Copy out all lines where "Tensoactivo" appears.

Begin Recorded information

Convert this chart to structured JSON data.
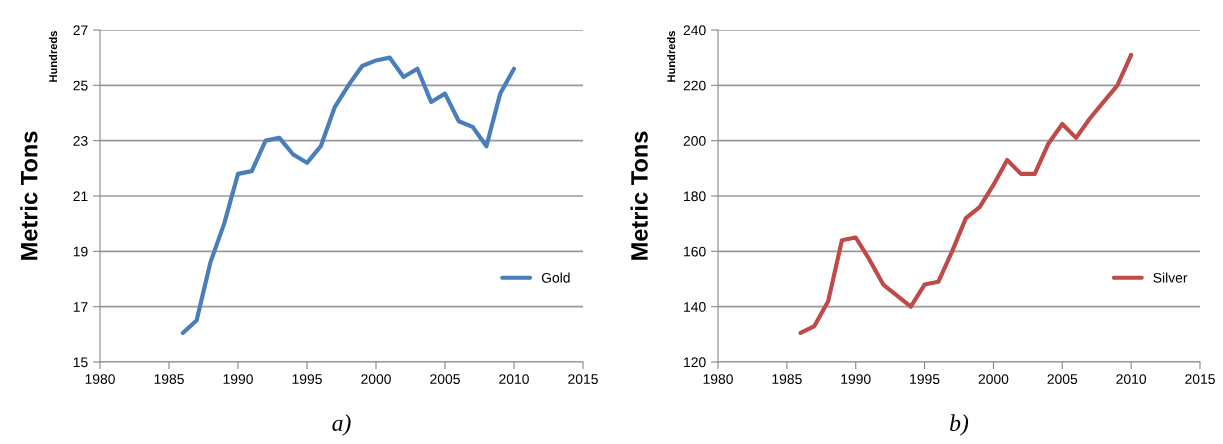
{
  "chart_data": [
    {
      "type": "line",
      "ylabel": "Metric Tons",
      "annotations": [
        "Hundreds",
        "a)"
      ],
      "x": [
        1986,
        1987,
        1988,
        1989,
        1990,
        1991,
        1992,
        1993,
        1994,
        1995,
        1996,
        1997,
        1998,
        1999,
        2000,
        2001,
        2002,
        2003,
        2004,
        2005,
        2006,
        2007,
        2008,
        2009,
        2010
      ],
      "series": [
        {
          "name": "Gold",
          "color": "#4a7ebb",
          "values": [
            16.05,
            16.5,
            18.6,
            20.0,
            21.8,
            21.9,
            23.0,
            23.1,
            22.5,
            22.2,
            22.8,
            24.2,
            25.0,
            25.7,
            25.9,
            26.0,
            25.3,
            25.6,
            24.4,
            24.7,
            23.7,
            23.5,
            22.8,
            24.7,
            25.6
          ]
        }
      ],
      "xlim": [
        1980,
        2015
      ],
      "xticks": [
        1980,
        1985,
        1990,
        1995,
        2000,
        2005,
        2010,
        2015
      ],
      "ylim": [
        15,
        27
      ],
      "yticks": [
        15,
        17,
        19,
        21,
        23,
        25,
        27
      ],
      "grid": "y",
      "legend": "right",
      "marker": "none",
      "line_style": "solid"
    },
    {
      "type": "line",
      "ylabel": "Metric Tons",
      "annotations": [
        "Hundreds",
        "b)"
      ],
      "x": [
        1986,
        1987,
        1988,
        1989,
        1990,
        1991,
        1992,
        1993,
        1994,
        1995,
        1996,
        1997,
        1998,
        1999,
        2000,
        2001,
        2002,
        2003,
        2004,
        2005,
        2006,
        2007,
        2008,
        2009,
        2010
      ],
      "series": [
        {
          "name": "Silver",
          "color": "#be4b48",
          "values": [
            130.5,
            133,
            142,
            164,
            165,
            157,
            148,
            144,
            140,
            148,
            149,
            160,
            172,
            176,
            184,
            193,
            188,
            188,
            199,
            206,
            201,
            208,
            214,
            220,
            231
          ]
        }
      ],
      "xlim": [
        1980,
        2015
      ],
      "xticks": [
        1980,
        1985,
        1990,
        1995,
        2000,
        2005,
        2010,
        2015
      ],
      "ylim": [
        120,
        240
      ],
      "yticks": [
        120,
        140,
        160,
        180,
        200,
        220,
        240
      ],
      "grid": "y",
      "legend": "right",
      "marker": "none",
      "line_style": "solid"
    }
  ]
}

End Recorded information
Begin Recorded information

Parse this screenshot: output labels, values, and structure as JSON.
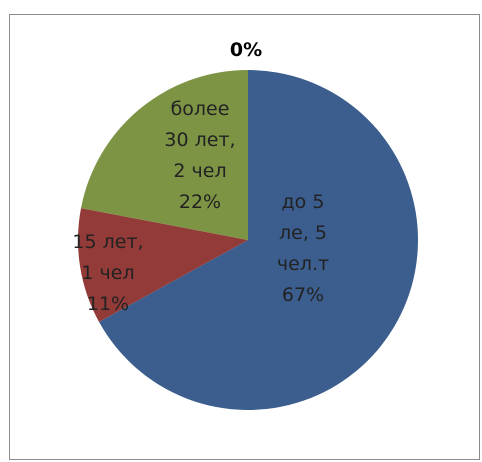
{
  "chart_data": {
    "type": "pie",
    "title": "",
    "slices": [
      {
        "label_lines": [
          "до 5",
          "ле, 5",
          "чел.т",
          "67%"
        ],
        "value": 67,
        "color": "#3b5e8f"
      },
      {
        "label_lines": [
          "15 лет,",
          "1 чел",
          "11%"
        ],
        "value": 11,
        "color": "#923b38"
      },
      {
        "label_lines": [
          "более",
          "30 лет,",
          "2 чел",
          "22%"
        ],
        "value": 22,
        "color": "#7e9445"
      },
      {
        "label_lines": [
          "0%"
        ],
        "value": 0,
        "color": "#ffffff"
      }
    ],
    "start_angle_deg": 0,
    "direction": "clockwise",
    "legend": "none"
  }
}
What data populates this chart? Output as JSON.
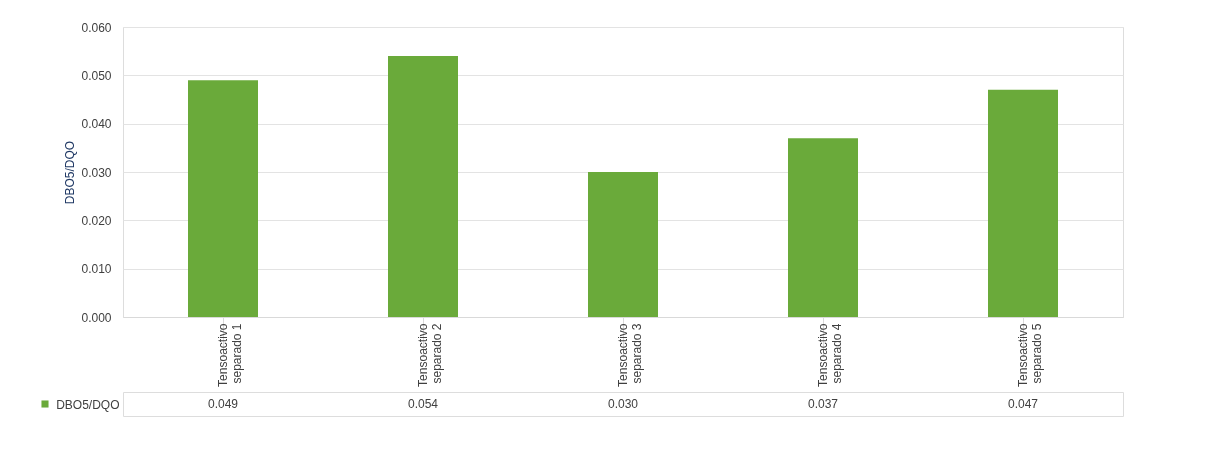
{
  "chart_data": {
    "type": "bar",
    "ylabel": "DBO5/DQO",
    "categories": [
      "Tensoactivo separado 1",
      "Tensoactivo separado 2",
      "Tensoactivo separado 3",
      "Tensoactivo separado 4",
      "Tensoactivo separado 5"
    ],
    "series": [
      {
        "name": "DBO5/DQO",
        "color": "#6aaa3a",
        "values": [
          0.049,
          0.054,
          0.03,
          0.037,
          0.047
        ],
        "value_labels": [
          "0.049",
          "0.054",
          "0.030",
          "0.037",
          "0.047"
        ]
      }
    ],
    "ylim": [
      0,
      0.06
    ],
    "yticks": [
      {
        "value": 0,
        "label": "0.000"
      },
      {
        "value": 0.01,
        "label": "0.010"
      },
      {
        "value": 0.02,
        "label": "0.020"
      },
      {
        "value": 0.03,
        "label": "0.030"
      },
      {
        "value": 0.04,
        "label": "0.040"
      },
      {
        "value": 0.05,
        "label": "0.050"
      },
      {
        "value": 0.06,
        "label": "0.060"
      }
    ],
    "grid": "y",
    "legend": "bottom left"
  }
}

End Recorded information

_Answer in full_:
      "Tensoactivo separado 1",
      "Tensoactivo separado 2",
      "Tensoactivo separado 3",
      "Tensoactivo separado 4",
      "Tensoactivo separado 5"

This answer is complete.